Write each record again exactly as it stands.

(Records)
++++++++++

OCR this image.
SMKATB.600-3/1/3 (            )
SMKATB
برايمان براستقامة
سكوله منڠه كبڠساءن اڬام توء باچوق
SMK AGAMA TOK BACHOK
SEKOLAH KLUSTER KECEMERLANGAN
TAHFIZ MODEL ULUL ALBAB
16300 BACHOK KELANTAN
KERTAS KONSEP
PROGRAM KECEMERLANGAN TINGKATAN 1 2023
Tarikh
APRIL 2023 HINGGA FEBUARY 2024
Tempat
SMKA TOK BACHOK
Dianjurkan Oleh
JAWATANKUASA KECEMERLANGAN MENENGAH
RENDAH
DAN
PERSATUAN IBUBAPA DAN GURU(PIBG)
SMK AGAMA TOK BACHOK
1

++++++++++

→ **EXERCISE ANSWER**:
OCR this image.
SMKATB.600-3/1/3 (            )
SMKATB
برايمان براستقامة
سكوله منڠه كبڠساءن اڬام توء باچوق
SMK AGAMA TOK BACHOK
SEKOLAH KLUSTER KECEMERLANGAN
TAHFIZ MODEL ULUL ALBAB
16300 BACHOK KELANTAN
KERTAS KONSEP
PROGRAM KECEMERLANGAN TINGKATAN 1 2023
Tarikh
APRIL 2023 HINGGA FEBUARY 2024
Tempat
SMKA TOK BACHOK
Dianjurkan Oleh
JAWATANKUASA KECEMERLANGAN MENENGAH
RENDAH
DAN
PERSATUAN IBUBAPA DAN GURU(PIBG)
SMK AGAMA TOK BACHOK
1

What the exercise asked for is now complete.